** start Task inputs **
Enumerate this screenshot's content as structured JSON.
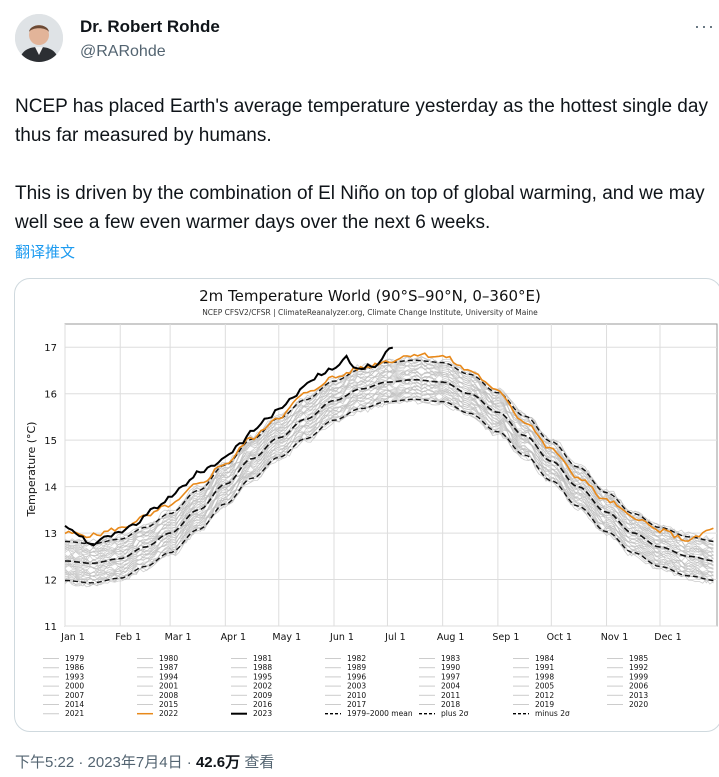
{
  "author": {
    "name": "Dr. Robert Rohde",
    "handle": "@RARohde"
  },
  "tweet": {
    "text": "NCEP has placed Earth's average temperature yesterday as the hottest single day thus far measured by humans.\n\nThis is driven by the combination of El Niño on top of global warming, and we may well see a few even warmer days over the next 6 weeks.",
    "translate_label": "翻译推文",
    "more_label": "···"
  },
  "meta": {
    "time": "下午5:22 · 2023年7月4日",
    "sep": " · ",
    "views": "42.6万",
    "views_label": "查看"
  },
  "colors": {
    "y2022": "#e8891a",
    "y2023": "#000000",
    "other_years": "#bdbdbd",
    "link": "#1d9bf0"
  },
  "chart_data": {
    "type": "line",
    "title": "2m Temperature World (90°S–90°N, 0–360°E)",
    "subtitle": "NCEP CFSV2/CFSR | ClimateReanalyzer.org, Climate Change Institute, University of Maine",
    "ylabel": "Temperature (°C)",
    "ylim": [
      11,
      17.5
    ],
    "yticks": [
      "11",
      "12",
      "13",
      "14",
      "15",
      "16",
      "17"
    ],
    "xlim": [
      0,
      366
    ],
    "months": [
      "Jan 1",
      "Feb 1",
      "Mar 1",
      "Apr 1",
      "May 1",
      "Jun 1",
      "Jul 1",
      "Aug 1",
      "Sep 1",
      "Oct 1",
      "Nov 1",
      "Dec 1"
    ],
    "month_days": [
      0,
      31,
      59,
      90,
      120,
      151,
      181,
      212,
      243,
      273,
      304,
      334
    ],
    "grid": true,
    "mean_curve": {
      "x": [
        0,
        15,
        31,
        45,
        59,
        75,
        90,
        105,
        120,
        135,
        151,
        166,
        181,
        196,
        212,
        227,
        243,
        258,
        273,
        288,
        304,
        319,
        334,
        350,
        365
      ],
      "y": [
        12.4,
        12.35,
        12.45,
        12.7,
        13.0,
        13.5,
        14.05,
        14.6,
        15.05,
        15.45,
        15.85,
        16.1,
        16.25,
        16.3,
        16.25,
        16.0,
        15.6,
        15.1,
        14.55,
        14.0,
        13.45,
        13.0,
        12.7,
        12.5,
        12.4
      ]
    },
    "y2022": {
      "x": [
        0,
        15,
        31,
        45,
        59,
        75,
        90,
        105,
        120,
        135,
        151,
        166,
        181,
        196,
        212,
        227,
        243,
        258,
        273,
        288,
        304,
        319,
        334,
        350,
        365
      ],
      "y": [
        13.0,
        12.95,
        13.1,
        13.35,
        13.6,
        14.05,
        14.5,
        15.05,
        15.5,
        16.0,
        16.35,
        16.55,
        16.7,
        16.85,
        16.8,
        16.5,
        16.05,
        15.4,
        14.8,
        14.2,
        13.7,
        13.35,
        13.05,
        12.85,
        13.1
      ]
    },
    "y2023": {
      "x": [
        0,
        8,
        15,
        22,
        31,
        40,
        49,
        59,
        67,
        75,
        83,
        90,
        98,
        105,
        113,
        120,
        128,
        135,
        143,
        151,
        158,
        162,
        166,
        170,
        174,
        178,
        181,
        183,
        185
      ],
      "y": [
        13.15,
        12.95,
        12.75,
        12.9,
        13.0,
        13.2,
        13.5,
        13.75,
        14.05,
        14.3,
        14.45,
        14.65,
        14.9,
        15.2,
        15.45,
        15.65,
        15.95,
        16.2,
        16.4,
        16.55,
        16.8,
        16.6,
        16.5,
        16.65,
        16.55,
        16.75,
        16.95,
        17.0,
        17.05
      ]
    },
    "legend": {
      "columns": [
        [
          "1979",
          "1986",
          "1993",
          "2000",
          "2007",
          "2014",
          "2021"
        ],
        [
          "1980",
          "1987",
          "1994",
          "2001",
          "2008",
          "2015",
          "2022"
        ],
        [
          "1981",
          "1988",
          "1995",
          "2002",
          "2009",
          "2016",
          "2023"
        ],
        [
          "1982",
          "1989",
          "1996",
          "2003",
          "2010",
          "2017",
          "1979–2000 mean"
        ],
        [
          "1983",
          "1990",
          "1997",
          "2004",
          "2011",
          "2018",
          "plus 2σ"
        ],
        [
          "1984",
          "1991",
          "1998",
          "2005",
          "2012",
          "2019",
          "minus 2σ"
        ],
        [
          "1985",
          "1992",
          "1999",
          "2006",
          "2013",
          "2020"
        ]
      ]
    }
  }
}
** end Task inputs **
* _What you need to do_
Your task is to copy the entries in full and exactly, without any images.

* _Task response_
Enumerate this screenshot's content as structured JSON.
{
  "author": {
    "name": "Dr. Robert Rohde",
    "handle": "@RARohde"
  },
  "tweet": {
    "text": "NCEP has placed Earth's average temperature yesterday as the hottest single day thus far measured by humans.\n\nThis is driven by the combination of El Niño on top of global warming, and we may well see a few even warmer days over the next 6 weeks.",
    "translate_label": "翻译推文",
    "more_label": "···"
  },
  "meta": {
    "time": "下午5:22 · 2023年7月4日",
    "sep": " · ",
    "views": "42.6万",
    "views_label": "查看"
  },
  "colors": {
    "y2022": "#e8891a",
    "y2023": "#000000",
    "other_years": "#bdbdbd",
    "link": "#1d9bf0"
  },
  "chart_data": {
    "type": "line",
    "title": "2m Temperature World (90°S–90°N, 0–360°E)",
    "subtitle": "NCEP CFSV2/CFSR | ClimateReanalyzer.org, Climate Change Institute, University of Maine",
    "ylabel": "Temperature (°C)",
    "ylim": [
      11,
      17.5
    ],
    "yticks": [
      "11",
      "12",
      "13",
      "14",
      "15",
      "16",
      "17"
    ],
    "xlim": [
      0,
      366
    ],
    "months": [
      "Jan 1",
      "Feb 1",
      "Mar 1",
      "Apr 1",
      "May 1",
      "Jun 1",
      "Jul 1",
      "Aug 1",
      "Sep 1",
      "Oct 1",
      "Nov 1",
      "Dec 1"
    ],
    "month_days": [
      0,
      31,
      59,
      90,
      120,
      151,
      181,
      212,
      243,
      273,
      304,
      334
    ],
    "grid": true,
    "mean_curve": {
      "x": [
        0,
        15,
        31,
        45,
        59,
        75,
        90,
        105,
        120,
        135,
        151,
        166,
        181,
        196,
        212,
        227,
        243,
        258,
        273,
        288,
        304,
        319,
        334,
        350,
        365
      ],
      "y": [
        12.4,
        12.35,
        12.45,
        12.7,
        13.0,
        13.5,
        14.05,
        14.6,
        15.05,
        15.45,
        15.85,
        16.1,
        16.25,
        16.3,
        16.25,
        16.0,
        15.6,
        15.1,
        14.55,
        14.0,
        13.45,
        13.0,
        12.7,
        12.5,
        12.4
      ]
    },
    "y2022": {
      "x": [
        0,
        15,
        31,
        45,
        59,
        75,
        90,
        105,
        120,
        135,
        151,
        166,
        181,
        196,
        212,
        227,
        243,
        258,
        273,
        288,
        304,
        319,
        334,
        350,
        365
      ],
      "y": [
        13.0,
        12.95,
        13.1,
        13.35,
        13.6,
        14.05,
        14.5,
        15.05,
        15.5,
        16.0,
        16.35,
        16.55,
        16.7,
        16.85,
        16.8,
        16.5,
        16.05,
        15.4,
        14.8,
        14.2,
        13.7,
        13.35,
        13.05,
        12.85,
        13.1
      ]
    },
    "y2023": {
      "x": [
        0,
        8,
        15,
        22,
        31,
        40,
        49,
        59,
        67,
        75,
        83,
        90,
        98,
        105,
        113,
        120,
        128,
        135,
        143,
        151,
        158,
        162,
        166,
        170,
        174,
        178,
        181,
        183,
        185
      ],
      "y": [
        13.15,
        12.95,
        12.75,
        12.9,
        13.0,
        13.2,
        13.5,
        13.75,
        14.05,
        14.3,
        14.45,
        14.65,
        14.9,
        15.2,
        15.45,
        15.65,
        15.95,
        16.2,
        16.4,
        16.55,
        16.8,
        16.6,
        16.5,
        16.65,
        16.55,
        16.75,
        16.95,
        17.0,
        17.05
      ]
    },
    "legend": {
      "columns": [
        [
          "1979",
          "1986",
          "1993",
          "2000",
          "2007",
          "2014",
          "2021"
        ],
        [
          "1980",
          "1987",
          "1994",
          "2001",
          "2008",
          "2015",
          "2022"
        ],
        [
          "1981",
          "1988",
          "1995",
          "2002",
          "2009",
          "2016",
          "2023"
        ],
        [
          "1982",
          "1989",
          "1996",
          "2003",
          "2010",
          "2017",
          "1979–2000 mean"
        ],
        [
          "1983",
          "1990",
          "1997",
          "2004",
          "2011",
          "2018",
          "plus 2σ"
        ],
        [
          "1984",
          "1991",
          "1998",
          "2005",
          "2012",
          "2019",
          "minus 2σ"
        ],
        [
          "1985",
          "1992",
          "1999",
          "2006",
          "2013",
          "2020"
        ]
      ]
    }
  }
}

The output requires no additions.